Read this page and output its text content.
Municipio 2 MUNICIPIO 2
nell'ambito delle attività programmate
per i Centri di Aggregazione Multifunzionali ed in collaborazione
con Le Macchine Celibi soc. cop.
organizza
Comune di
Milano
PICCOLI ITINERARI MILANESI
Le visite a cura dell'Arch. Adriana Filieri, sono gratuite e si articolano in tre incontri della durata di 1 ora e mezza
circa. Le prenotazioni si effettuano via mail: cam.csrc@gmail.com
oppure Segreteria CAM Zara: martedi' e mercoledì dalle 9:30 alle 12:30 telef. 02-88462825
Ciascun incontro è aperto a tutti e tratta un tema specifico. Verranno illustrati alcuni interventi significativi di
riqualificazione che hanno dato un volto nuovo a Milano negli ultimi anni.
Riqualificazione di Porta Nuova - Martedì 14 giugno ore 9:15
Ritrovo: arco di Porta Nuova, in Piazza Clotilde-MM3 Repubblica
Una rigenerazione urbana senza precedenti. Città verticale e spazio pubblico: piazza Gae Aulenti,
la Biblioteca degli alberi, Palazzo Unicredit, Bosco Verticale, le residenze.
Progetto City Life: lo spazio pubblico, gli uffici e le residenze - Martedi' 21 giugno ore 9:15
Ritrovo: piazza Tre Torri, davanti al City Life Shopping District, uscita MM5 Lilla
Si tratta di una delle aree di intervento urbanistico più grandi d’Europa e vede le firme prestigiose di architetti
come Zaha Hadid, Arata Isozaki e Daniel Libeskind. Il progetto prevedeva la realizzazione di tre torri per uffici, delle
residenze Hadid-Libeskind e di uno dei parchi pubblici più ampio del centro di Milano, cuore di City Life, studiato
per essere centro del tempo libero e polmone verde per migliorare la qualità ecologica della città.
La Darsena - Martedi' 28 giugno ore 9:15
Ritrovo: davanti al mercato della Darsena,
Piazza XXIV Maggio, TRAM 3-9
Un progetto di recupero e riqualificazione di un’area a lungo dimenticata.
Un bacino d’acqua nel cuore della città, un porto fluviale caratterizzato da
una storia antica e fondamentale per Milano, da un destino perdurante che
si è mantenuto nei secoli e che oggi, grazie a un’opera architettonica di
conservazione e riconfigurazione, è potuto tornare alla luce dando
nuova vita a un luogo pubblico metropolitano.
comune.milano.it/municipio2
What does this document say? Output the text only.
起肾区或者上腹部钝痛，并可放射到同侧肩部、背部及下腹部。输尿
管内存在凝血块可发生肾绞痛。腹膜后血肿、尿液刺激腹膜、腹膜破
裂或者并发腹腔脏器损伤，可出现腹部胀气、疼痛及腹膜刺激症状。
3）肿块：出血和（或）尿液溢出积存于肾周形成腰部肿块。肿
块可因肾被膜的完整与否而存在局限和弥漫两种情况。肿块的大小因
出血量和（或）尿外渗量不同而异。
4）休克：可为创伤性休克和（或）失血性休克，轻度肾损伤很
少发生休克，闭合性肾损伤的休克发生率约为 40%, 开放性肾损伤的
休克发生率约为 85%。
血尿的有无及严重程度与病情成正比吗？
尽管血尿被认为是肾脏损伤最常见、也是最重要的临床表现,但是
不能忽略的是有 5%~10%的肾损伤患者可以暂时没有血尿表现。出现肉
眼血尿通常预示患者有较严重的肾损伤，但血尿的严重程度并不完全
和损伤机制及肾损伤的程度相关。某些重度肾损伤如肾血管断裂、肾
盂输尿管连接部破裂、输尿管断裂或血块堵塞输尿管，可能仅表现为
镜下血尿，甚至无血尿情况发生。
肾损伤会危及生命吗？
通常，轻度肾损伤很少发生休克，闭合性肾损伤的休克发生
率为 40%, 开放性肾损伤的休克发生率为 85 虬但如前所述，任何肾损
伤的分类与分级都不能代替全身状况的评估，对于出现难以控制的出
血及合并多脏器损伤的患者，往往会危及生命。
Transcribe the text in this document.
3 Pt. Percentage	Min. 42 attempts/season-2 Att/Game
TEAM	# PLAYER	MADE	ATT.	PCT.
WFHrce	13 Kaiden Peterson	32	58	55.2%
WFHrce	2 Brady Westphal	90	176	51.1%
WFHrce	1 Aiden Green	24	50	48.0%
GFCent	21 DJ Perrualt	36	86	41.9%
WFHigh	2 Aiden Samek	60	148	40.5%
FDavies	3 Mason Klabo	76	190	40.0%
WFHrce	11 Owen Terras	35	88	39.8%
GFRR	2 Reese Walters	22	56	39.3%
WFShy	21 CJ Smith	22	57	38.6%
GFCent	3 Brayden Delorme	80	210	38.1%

= = = = =

— WORK TO DO —
Look above for the line containing "What does this", then transcribe it and all lines after it through the last, exactly and with nothing else.

— COMPLETED EXERCISE —
What does this document say? Output the text only.
起肾区或者上腹部钝痛，并可放射到同侧肩部、背部及下腹部。输尿
管内存在凝血块可发生肾绞痛。腹膜后血肿、尿液刺激腹膜、腹膜破
裂或者并发腹腔脏器损伤，可出现腹部胀气、疼痛及腹膜刺激症状。
3）肿块：出血和（或）尿液溢出积存于肾周形成腰部肿块。肿
块可因肾被膜的完整与否而存在局限和弥漫两种情况。肿块的大小因
出血量和（或）尿外渗量不同而异。
4）休克：可为创伤性休克和（或）失血性休克，轻度肾损伤很
少发生休克，闭合性肾损伤的休克发生率约为 40%, 开放性肾损伤的
休克发生率约为 85%。
血尿的有无及严重程度与病情成正比吗？
尽管血尿被认为是肾脏损伤最常见、也是最重要的临床表现,但是
不能忽略的是有 5%~10%的肾损伤患者可以暂时没有血尿表现。出现肉
眼血尿通常预示患者有较严重的肾损伤，但血尿的严重程度并不完全
和损伤机制及肾损伤的程度相关。某些重度肾损伤如肾血管断裂、肾
盂输尿管连接部破裂、输尿管断裂或血块堵塞输尿管，可能仅表现为
镜下血尿，甚至无血尿情况发生。
肾损伤会危及生命吗？
通常，轻度肾损伤很少发生休克，闭合性肾损伤的休克发生
率为 40%, 开放性肾损伤的休克发生率为 85 虬但如前所述，任何肾损
伤的分类与分级都不能代替全身状况的评估，对于出现难以控制的出
血及合并多脏器损伤的患者，往往会危及生命。
Transcribe the text in this document.
3 Pt. Percentage	Min. 42 attempts/season-2 Att/Game
TEAM	# PLAYER	MADE	ATT.	PCT.
WFHrce	13 Kaiden Peterson	32	58	55.2%
WFHrce	2 Brady Westphal	90	176	51.1%
WFHrce	1 Aiden Green	24	50	48.0%
GFCent	21 DJ Perrualt	36	86	41.9%
WFHigh	2 Aiden Samek	60	148	40.5%
FDavies	3 Mason Klabo	76	190	40.0%
WFHrce	11 Owen Terras	35	88	39.8%
GFRR	2 Reese Walters	22	56	39.3%
WFShy	21 CJ Smith	22	57	38.6%
GFCent	3 Brayden Delorme	80	210	38.1%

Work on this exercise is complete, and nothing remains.